#### LISTED ENTRIES
==================================================

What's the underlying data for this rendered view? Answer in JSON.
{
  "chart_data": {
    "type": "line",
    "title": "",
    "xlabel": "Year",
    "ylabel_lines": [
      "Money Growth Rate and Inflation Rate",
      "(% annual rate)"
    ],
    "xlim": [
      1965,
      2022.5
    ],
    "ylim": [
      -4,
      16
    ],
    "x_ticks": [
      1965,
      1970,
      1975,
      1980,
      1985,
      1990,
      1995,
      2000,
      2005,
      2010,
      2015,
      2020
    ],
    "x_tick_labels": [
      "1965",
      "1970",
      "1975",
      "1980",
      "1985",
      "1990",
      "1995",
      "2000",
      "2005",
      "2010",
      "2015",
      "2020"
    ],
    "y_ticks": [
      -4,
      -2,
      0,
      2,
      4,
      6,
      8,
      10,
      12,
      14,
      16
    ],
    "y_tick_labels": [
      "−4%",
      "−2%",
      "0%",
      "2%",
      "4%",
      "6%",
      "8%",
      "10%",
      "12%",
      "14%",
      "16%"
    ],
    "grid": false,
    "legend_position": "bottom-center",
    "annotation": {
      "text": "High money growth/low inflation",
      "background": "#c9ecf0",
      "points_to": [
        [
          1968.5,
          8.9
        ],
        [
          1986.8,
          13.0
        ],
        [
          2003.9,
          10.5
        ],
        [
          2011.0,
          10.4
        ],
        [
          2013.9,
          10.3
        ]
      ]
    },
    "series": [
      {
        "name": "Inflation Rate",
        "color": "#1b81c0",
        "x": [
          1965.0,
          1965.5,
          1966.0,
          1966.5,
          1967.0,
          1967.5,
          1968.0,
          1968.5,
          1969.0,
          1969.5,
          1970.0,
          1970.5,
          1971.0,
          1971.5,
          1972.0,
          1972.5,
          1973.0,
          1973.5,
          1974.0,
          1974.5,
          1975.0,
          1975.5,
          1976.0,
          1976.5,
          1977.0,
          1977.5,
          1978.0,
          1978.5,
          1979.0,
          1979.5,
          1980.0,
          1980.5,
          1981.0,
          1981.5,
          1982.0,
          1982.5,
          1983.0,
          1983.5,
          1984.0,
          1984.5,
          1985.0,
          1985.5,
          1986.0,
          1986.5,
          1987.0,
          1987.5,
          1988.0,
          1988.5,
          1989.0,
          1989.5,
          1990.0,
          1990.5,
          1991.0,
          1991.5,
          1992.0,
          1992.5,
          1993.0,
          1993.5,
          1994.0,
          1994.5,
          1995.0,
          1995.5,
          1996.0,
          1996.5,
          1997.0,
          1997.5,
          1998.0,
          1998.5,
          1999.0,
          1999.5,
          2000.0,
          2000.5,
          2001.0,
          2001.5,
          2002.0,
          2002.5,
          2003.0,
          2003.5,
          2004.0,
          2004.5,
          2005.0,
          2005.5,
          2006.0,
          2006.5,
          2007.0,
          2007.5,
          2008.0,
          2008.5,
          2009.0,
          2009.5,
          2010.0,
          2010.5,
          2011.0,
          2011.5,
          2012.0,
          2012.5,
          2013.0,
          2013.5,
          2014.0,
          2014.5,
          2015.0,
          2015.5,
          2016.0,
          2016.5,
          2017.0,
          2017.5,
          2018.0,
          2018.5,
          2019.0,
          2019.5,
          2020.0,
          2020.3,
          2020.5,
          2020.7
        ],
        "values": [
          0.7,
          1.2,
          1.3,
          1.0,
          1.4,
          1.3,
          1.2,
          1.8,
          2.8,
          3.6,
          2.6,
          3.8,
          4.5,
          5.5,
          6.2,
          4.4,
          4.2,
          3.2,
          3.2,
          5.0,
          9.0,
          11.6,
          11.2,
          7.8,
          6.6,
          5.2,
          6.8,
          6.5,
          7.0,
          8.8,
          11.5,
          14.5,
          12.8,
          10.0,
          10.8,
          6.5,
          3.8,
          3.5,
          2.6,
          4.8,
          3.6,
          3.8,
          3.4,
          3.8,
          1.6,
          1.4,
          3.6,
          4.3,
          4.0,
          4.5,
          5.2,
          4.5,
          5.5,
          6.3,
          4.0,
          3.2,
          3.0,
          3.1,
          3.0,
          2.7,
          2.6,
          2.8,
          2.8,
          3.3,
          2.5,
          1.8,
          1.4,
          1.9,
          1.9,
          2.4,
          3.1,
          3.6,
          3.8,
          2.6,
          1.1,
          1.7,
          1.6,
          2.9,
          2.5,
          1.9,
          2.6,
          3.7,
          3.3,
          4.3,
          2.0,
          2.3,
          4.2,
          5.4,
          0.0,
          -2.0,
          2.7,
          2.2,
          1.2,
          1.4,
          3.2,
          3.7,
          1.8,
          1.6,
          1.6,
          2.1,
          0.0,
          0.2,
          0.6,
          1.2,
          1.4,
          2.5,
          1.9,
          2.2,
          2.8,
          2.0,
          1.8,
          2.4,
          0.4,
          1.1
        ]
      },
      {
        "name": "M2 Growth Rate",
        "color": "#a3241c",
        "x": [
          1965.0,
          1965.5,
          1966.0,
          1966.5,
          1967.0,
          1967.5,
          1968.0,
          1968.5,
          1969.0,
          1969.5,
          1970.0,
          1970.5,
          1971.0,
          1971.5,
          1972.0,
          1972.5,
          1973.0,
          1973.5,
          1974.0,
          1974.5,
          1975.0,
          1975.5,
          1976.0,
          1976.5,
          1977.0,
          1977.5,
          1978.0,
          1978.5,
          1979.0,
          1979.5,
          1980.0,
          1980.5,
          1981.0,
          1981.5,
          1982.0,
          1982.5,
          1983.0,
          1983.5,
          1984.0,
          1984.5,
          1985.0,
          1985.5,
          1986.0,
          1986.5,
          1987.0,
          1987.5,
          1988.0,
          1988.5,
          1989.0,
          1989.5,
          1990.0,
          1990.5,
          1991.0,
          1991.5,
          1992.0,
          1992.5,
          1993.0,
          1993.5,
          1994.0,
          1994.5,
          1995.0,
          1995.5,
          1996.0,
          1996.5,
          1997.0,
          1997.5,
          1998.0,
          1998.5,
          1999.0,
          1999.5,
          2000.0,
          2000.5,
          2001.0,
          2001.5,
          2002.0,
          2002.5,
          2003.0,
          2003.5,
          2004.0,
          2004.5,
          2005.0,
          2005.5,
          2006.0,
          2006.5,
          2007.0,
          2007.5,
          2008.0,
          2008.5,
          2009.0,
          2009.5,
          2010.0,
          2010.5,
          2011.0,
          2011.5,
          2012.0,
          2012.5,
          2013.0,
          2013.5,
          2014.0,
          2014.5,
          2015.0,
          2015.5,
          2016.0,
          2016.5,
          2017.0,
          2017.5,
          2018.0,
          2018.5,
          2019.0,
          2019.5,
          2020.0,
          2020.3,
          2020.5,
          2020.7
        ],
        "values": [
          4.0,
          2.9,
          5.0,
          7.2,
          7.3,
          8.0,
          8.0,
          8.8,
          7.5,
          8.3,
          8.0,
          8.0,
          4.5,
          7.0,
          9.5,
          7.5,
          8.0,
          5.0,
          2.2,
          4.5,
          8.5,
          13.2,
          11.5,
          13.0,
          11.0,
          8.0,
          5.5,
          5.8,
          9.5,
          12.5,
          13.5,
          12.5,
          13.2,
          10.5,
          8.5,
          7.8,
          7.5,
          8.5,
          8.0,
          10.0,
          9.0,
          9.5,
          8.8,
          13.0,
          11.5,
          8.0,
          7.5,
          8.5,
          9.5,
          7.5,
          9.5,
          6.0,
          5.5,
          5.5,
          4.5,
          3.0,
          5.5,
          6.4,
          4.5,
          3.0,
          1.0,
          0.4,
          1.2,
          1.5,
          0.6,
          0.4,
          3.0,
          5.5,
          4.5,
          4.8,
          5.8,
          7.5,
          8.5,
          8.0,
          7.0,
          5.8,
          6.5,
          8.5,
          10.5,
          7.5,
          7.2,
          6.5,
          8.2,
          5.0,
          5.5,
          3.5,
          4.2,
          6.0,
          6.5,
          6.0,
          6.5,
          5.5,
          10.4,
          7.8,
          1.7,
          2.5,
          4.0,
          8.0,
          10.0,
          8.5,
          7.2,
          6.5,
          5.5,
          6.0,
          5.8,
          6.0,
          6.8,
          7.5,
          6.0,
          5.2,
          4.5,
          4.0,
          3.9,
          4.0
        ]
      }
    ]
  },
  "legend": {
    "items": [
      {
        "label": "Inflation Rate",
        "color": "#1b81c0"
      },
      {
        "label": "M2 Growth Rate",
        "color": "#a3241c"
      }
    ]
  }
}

==================================================

#### WORK TO DO
Going through the entries above, tally each line that has the word "color". Answer with the number only.

#### RESULT OF THIS TASK
4